Set exercise: The entries below are to be written out again without alteration.

......

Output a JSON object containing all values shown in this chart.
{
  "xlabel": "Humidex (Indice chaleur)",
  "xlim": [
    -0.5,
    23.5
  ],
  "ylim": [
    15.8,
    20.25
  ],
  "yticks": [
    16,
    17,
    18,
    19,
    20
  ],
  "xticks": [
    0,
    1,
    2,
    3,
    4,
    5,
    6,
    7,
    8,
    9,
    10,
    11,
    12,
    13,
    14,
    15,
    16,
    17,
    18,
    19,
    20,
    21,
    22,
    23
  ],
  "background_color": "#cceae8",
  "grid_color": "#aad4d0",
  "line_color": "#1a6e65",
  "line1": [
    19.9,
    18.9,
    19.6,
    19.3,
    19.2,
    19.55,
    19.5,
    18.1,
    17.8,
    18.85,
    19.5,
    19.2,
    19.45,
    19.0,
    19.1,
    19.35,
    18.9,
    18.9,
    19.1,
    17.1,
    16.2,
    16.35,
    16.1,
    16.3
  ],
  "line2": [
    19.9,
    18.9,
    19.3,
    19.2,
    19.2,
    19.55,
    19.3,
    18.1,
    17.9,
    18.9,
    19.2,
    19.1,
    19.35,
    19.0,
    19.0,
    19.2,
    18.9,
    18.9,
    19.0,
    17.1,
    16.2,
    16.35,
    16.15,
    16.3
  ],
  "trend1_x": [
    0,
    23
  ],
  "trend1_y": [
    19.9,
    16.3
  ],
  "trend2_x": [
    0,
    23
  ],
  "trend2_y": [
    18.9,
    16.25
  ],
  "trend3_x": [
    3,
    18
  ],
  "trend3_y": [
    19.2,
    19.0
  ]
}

......

Solution to this task:
Output a JSON object containing all values shown in this chart.
{
  "xlabel": "Humidex (Indice chaleur)",
  "xlim": [
    -0.5,
    23.5
  ],
  "ylim": [
    15.8,
    20.25
  ],
  "yticks": [
    16,
    17,
    18,
    19,
    20
  ],
  "xticks": [
    0,
    1,
    2,
    3,
    4,
    5,
    6,
    7,
    8,
    9,
    10,
    11,
    12,
    13,
    14,
    15,
    16,
    17,
    18,
    19,
    20,
    21,
    22,
    23
  ],
  "background_color": "#cceae8",
  "grid_color": "#aad4d0",
  "line_color": "#1a6e65",
  "line1": [
    19.9,
    18.9,
    19.6,
    19.3,
    19.2,
    19.55,
    19.5,
    18.1,
    17.8,
    18.85,
    19.5,
    19.2,
    19.45,
    19.0,
    19.1,
    19.35,
    18.9,
    18.9,
    19.1,
    17.1,
    16.2,
    16.35,
    16.1,
    16.3
  ],
  "line2": [
    19.9,
    18.9,
    19.3,
    19.2,
    19.2,
    19.55,
    19.3,
    18.1,
    17.9,
    18.9,
    19.2,
    19.1,
    19.35,
    19.0,
    19.0,
    19.2,
    18.9,
    18.9,
    19.0,
    17.1,
    16.2,
    16.35,
    16.15,
    16.3
  ],
  "trend1_x": [
    0,
    23
  ],
  "trend1_y": [
    19.9,
    16.3
  ],
  "trend2_x": [
    0,
    23
  ],
  "trend2_y": [
    18.9,
    16.25
  ],
  "trend3_x": [
    3,
    18
  ],
  "trend3_y": [
    19.2,
    19.0
  ]
}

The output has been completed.